Source records
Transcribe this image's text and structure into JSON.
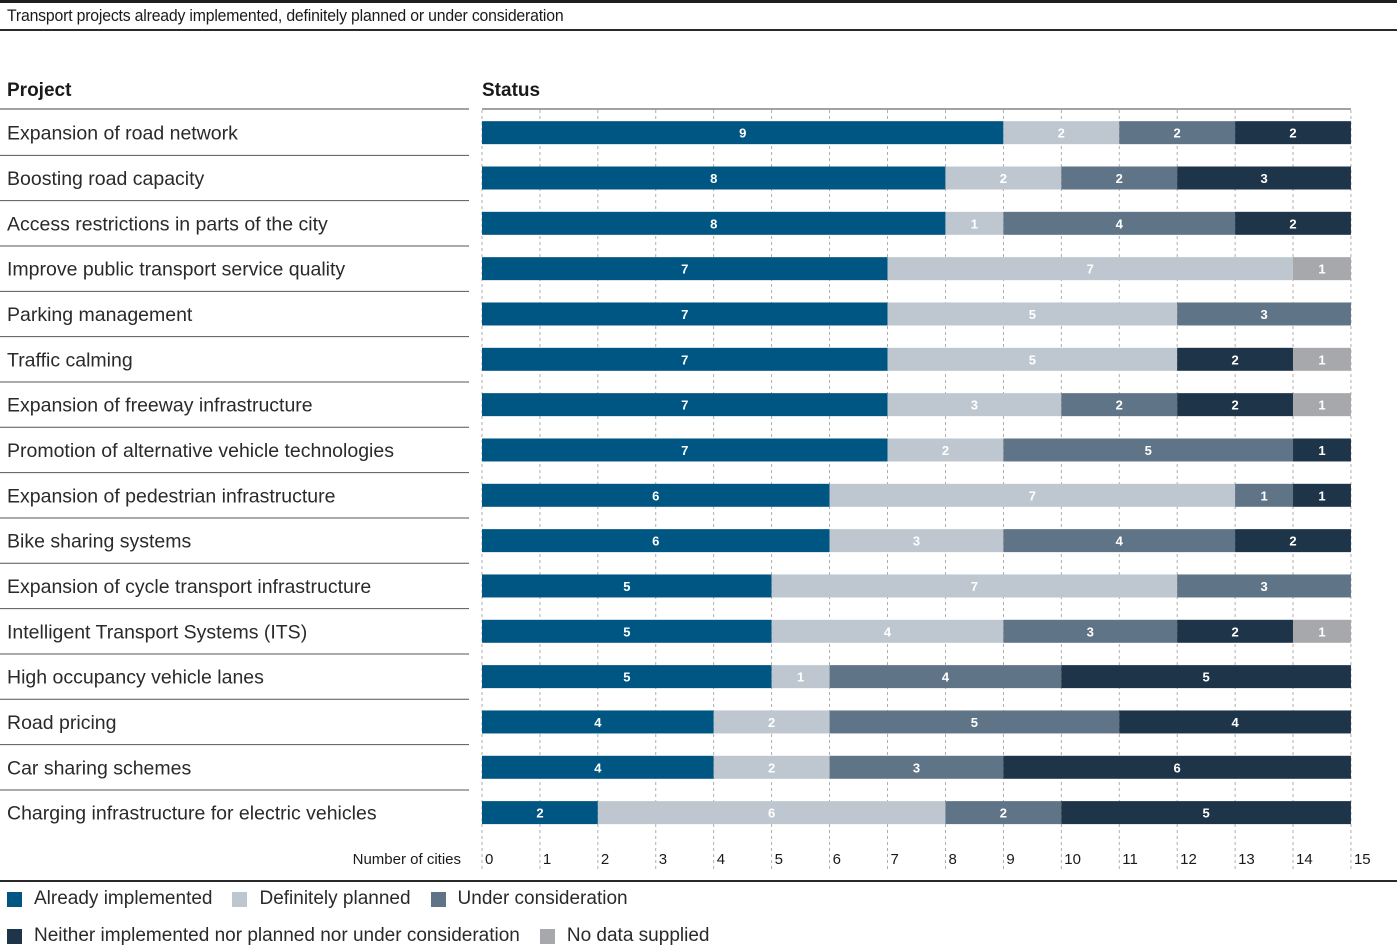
{
  "subtitle": "Transport projects already implemented, definitely planned or under consideration",
  "chart_data": {
    "type": "bar",
    "orientation": "horizontal-stacked",
    "column_headers": {
      "project": "Project",
      "status": "Status"
    },
    "xlabel": "Number of cities",
    "xlim": [
      0,
      15
    ],
    "xticks": [
      "0",
      "1",
      "2",
      "3",
      "4",
      "5",
      "6",
      "7",
      "8",
      "9",
      "10",
      "11",
      "12",
      "13",
      "14",
      "15"
    ],
    "grid": "vertical dashed",
    "legend_position": "bottom-left",
    "categories": [
      "Expansion of road network",
      "Boosting road capacity",
      "Access restrictions in parts of the city",
      "Improve public transport service quality",
      "Parking management",
      "Traffic calming",
      "Expansion of freeway infrastructure",
      "Promotion of alternative vehicle technologies",
      "Expansion of pedestrian infrastructure",
      "Bike sharing systems",
      "Expansion of cycle transport infrastructure",
      "Intelligent Transport Systems (ITS)",
      "High occupancy vehicle lanes",
      "Road pricing",
      "Car sharing schemes",
      "Charging infrastructure for electric vehicles"
    ],
    "series": [
      {
        "name": "Already implemented",
        "color": "#005683",
        "label_color": "#ffffff",
        "values": [
          9,
          8,
          8,
          7,
          7,
          7,
          7,
          7,
          6,
          6,
          5,
          5,
          5,
          4,
          4,
          2
        ]
      },
      {
        "name": "Definitely planned",
        "color": "#bec7d0",
        "label_color": "#ffffff",
        "values": [
          2,
          2,
          1,
          7,
          5,
          5,
          3,
          2,
          7,
          3,
          7,
          4,
          1,
          2,
          2,
          6
        ]
      },
      {
        "name": "Under consideration",
        "color": "#607487",
        "label_color": "#ffffff",
        "values": [
          2,
          2,
          4,
          0,
          3,
          0,
          2,
          5,
          1,
          4,
          3,
          3,
          4,
          5,
          3,
          2
        ]
      },
      {
        "name": "Neither implemented nor planned nor under consideration",
        "color": "#1e3448",
        "label_color": "#ffffff",
        "values": [
          2,
          3,
          2,
          0,
          0,
          2,
          2,
          1,
          1,
          2,
          0,
          2,
          5,
          4,
          6,
          5
        ]
      },
      {
        "name": "No data supplied",
        "color": "#a6a8ab",
        "label_color": "#ffffff",
        "values": [
          0,
          0,
          0,
          1,
          0,
          1,
          1,
          0,
          0,
          0,
          0,
          1,
          0,
          0,
          0,
          0
        ]
      }
    ]
  }
}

### THE REQUEST:
In the entries above, find each line with the word "sharing" and show it.

### REPLY:
      "Bike sharing systems",
      "Car sharing schemes",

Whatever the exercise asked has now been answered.